*Exercise goal*: Copy all lines holding the word "Chlorophyll" from the entries.

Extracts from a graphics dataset
* BEGIN *

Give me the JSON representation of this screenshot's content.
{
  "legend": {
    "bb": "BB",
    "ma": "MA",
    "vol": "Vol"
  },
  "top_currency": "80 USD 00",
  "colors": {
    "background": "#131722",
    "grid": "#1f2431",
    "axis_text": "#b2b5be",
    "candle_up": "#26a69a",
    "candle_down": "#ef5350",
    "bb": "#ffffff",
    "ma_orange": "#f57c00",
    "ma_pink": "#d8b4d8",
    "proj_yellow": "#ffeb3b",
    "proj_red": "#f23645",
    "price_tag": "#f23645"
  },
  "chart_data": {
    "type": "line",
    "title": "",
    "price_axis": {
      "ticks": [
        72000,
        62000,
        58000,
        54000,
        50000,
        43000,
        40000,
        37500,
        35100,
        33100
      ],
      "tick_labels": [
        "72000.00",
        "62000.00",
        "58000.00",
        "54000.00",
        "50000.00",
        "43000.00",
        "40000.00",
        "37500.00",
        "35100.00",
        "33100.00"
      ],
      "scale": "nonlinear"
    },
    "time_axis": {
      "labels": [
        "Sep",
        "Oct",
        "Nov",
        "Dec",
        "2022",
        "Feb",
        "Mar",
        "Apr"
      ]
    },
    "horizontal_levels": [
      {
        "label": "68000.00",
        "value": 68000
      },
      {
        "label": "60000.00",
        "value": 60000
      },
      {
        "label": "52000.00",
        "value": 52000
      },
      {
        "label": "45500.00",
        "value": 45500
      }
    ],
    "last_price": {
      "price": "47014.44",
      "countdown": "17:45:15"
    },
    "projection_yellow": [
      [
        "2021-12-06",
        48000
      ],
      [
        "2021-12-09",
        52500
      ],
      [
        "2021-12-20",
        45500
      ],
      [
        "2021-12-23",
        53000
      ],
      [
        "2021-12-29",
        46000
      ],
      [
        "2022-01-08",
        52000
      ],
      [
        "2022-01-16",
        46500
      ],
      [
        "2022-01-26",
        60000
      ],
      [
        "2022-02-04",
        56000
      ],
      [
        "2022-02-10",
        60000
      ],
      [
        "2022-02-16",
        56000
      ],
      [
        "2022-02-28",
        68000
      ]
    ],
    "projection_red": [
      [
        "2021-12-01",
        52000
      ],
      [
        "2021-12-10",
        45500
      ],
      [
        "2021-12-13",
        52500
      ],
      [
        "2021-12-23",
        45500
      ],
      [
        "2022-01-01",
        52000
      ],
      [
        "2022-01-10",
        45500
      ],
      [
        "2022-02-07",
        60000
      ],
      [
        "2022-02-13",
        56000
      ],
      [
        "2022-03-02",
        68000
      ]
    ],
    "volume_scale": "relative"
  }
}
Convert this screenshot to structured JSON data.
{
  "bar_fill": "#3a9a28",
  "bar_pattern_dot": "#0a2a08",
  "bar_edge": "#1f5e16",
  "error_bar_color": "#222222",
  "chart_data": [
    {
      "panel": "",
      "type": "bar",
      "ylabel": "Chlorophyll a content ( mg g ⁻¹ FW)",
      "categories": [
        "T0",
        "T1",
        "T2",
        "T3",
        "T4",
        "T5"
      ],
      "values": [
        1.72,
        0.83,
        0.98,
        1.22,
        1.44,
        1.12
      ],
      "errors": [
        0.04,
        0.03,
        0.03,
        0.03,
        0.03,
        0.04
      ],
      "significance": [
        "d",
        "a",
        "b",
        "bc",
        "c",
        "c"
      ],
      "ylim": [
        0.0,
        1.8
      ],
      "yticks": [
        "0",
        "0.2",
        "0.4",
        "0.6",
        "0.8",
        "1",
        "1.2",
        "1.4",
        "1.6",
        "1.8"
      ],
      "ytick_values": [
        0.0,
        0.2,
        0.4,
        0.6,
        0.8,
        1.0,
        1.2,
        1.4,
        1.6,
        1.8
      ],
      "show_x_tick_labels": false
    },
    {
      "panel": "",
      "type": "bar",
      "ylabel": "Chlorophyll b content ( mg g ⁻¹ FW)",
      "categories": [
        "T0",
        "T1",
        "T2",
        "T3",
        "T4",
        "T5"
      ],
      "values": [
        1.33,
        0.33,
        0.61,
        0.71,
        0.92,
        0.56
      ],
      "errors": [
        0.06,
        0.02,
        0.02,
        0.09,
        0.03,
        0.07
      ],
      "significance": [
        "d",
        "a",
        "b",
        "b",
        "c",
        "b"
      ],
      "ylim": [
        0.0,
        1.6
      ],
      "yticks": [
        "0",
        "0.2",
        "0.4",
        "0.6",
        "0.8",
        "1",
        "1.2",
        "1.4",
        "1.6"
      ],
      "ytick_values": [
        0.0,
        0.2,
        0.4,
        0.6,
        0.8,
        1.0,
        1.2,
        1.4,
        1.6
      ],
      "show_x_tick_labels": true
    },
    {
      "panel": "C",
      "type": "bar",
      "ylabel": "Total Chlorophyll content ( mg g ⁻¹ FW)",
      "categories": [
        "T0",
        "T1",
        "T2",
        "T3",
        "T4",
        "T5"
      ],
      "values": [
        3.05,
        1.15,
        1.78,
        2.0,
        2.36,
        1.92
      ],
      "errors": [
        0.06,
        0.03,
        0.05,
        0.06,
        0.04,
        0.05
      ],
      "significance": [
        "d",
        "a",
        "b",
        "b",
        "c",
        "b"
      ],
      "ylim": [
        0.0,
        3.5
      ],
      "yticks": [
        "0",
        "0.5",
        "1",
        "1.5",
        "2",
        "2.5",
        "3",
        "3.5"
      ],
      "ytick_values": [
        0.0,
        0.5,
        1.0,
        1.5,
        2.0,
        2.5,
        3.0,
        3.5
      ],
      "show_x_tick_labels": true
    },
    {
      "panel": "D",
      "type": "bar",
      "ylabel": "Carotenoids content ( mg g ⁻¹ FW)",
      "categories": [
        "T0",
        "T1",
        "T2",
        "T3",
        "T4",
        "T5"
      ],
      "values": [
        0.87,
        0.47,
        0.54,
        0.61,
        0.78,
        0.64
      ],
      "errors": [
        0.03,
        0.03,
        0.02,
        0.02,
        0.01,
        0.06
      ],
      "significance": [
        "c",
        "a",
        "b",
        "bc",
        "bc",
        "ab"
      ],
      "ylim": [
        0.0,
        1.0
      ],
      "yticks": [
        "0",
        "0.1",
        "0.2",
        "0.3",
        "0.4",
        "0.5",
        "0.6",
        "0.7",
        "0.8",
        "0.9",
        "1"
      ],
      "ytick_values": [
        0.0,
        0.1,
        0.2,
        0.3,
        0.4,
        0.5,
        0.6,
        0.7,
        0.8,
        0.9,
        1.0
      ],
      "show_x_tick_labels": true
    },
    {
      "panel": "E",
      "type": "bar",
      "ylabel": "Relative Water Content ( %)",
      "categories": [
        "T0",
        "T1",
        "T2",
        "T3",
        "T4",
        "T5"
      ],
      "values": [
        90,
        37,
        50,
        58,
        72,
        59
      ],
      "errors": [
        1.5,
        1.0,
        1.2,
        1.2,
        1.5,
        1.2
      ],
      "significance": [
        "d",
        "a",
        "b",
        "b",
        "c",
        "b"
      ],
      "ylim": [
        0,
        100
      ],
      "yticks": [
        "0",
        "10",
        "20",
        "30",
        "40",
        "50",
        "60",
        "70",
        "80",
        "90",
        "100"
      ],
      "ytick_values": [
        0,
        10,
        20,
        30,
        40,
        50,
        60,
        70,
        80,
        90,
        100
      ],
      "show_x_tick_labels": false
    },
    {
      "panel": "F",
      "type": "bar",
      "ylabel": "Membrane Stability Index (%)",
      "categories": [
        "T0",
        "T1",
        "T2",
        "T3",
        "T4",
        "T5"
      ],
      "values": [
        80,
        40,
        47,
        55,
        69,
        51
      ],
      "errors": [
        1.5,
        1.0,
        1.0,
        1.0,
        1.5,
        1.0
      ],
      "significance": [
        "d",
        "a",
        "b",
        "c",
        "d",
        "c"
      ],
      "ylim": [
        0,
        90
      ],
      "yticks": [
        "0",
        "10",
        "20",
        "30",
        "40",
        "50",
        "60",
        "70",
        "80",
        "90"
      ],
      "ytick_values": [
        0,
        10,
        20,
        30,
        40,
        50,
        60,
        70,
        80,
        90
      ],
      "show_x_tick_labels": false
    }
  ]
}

* END *

*Result of the task*:
      "ylabel": "Chlorophyll a content ( mg g ⁻¹ FW)",
      "ylabel": "Chlorophyll b content ( mg g ⁻¹ FW)",
      "ylabel": "Total Chlorophyll content ( mg g ⁻¹ FW)",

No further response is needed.